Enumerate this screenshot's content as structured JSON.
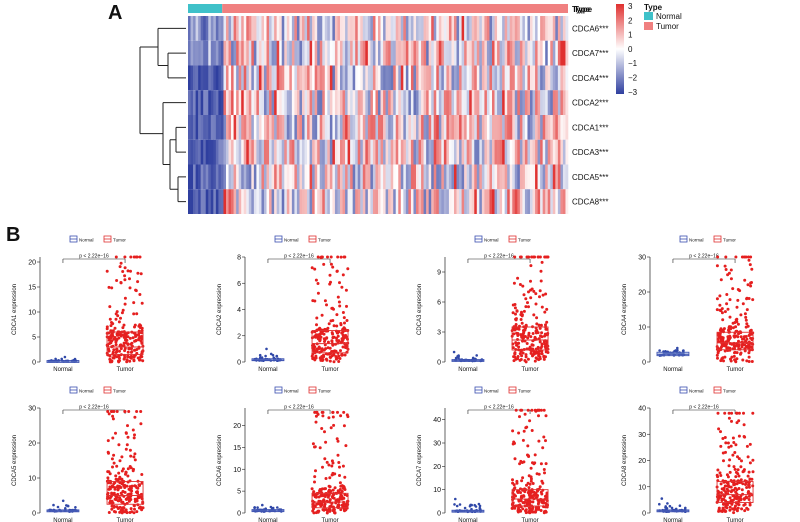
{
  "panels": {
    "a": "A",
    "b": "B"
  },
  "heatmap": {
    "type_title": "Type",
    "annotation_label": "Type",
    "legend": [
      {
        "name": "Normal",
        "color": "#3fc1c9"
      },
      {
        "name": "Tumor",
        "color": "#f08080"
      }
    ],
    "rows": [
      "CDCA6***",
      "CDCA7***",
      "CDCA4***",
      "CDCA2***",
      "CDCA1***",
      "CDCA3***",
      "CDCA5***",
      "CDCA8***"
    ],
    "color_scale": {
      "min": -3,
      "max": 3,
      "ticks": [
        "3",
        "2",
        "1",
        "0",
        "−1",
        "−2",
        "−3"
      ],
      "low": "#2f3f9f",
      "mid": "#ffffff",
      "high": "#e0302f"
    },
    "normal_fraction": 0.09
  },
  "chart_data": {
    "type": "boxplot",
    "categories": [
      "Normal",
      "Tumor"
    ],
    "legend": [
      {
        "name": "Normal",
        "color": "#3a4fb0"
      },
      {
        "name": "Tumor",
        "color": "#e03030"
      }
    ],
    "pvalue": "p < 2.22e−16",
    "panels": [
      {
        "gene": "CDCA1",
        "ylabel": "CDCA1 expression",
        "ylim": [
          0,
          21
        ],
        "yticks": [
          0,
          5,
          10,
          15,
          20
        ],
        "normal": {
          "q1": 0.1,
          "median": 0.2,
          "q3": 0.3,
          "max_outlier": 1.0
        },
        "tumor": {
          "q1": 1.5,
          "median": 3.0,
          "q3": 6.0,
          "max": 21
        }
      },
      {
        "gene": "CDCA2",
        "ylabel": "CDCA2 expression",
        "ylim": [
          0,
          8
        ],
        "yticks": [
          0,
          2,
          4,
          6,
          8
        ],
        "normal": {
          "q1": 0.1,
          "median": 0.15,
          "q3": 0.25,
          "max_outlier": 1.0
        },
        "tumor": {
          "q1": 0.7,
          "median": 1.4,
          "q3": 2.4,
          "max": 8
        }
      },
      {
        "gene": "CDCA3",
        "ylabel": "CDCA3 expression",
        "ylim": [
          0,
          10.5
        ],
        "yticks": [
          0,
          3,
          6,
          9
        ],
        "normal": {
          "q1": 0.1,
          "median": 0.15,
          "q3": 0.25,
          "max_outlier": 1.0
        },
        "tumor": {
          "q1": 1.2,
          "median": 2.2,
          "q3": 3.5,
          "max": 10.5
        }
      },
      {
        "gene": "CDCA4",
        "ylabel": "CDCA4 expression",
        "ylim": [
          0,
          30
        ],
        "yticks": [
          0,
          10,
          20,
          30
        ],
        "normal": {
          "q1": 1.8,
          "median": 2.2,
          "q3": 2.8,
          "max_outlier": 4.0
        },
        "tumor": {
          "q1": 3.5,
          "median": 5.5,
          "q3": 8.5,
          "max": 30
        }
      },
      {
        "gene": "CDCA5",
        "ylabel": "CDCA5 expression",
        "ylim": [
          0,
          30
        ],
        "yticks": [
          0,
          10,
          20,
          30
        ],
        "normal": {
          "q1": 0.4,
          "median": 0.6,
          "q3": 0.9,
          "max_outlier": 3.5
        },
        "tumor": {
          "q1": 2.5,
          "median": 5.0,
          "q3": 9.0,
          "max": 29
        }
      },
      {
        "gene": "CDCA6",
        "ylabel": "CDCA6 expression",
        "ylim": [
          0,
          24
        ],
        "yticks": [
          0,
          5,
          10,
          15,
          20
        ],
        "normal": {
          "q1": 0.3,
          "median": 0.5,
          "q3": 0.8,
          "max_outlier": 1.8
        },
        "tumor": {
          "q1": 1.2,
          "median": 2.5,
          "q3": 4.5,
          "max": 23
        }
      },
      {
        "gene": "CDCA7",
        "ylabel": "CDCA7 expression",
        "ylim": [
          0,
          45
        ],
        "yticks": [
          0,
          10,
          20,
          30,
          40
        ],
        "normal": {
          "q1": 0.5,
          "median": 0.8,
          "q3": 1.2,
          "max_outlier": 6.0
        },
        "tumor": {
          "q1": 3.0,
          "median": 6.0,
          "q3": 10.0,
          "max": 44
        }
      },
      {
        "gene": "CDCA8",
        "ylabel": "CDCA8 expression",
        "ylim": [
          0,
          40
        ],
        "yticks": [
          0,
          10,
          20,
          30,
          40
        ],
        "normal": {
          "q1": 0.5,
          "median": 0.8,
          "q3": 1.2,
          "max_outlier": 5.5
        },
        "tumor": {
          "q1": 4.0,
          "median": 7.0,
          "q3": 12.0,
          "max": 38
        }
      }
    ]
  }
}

Instructions to follow =
Would you retype the entries above in full, exactly as written, minus the pictures?

Result of the exercise =
Enumerate this screenshot's content as structured JSON.
{
  "panels": {
    "a": "A",
    "b": "B"
  },
  "heatmap": {
    "type_title": "Type",
    "annotation_label": "Type",
    "legend": [
      {
        "name": "Normal",
        "color": "#3fc1c9"
      },
      {
        "name": "Tumor",
        "color": "#f08080"
      }
    ],
    "rows": [
      "CDCA6***",
      "CDCA7***",
      "CDCA4***",
      "CDCA2***",
      "CDCA1***",
      "CDCA3***",
      "CDCA5***",
      "CDCA8***"
    ],
    "color_scale": {
      "min": -3,
      "max": 3,
      "ticks": [
        "3",
        "2",
        "1",
        "0",
        "−1",
        "−2",
        "−3"
      ],
      "low": "#2f3f9f",
      "mid": "#ffffff",
      "high": "#e0302f"
    },
    "normal_fraction": 0.09
  },
  "chart_data": {
    "type": "boxplot",
    "categories": [
      "Normal",
      "Tumor"
    ],
    "legend": [
      {
        "name": "Normal",
        "color": "#3a4fb0"
      },
      {
        "name": "Tumor",
        "color": "#e03030"
      }
    ],
    "pvalue": "p < 2.22e−16",
    "panels": [
      {
        "gene": "CDCA1",
        "ylabel": "CDCA1 expression",
        "ylim": [
          0,
          21
        ],
        "yticks": [
          0,
          5,
          10,
          15,
          20
        ],
        "normal": {
          "q1": 0.1,
          "median": 0.2,
          "q3": 0.3,
          "max_outlier": 1.0
        },
        "tumor": {
          "q1": 1.5,
          "median": 3.0,
          "q3": 6.0,
          "max": 21
        }
      },
      {
        "gene": "CDCA2",
        "ylabel": "CDCA2 expression",
        "ylim": [
          0,
          8
        ],
        "yticks": [
          0,
          2,
          4,
          6,
          8
        ],
        "normal": {
          "q1": 0.1,
          "median": 0.15,
          "q3": 0.25,
          "max_outlier": 1.0
        },
        "tumor": {
          "q1": 0.7,
          "median": 1.4,
          "q3": 2.4,
          "max": 8
        }
      },
      {
        "gene": "CDCA3",
        "ylabel": "CDCA3 expression",
        "ylim": [
          0,
          10.5
        ],
        "yticks": [
          0,
          3,
          6,
          9
        ],
        "normal": {
          "q1": 0.1,
          "median": 0.15,
          "q3": 0.25,
          "max_outlier": 1.0
        },
        "tumor": {
          "q1": 1.2,
          "median": 2.2,
          "q3": 3.5,
          "max": 10.5
        }
      },
      {
        "gene": "CDCA4",
        "ylabel": "CDCA4 expression",
        "ylim": [
          0,
          30
        ],
        "yticks": [
          0,
          10,
          20,
          30
        ],
        "normal": {
          "q1": 1.8,
          "median": 2.2,
          "q3": 2.8,
          "max_outlier": 4.0
        },
        "tumor": {
          "q1": 3.5,
          "median": 5.5,
          "q3": 8.5,
          "max": 30
        }
      },
      {
        "gene": "CDCA5",
        "ylabel": "CDCA5 expression",
        "ylim": [
          0,
          30
        ],
        "yticks": [
          0,
          10,
          20,
          30
        ],
        "normal": {
          "q1": 0.4,
          "median": 0.6,
          "q3": 0.9,
          "max_outlier": 3.5
        },
        "tumor": {
          "q1": 2.5,
          "median": 5.0,
          "q3": 9.0,
          "max": 29
        }
      },
      {
        "gene": "CDCA6",
        "ylabel": "CDCA6 expression",
        "ylim": [
          0,
          24
        ],
        "yticks": [
          0,
          5,
          10,
          15,
          20
        ],
        "normal": {
          "q1": 0.3,
          "median": 0.5,
          "q3": 0.8,
          "max_outlier": 1.8
        },
        "tumor": {
          "q1": 1.2,
          "median": 2.5,
          "q3": 4.5,
          "max": 23
        }
      },
      {
        "gene": "CDCA7",
        "ylabel": "CDCA7 expression",
        "ylim": [
          0,
          45
        ],
        "yticks": [
          0,
          10,
          20,
          30,
          40
        ],
        "normal": {
          "q1": 0.5,
          "median": 0.8,
          "q3": 1.2,
          "max_outlier": 6.0
        },
        "tumor": {
          "q1": 3.0,
          "median": 6.0,
          "q3": 10.0,
          "max": 44
        }
      },
      {
        "gene": "CDCA8",
        "ylabel": "CDCA8 expression",
        "ylim": [
          0,
          40
        ],
        "yticks": [
          0,
          10,
          20,
          30,
          40
        ],
        "normal": {
          "q1": 0.5,
          "median": 0.8,
          "q3": 1.2,
          "max_outlier": 5.5
        },
        "tumor": {
          "q1": 4.0,
          "median": 7.0,
          "q3": 12.0,
          "max": 38
        }
      }
    ]
  }
}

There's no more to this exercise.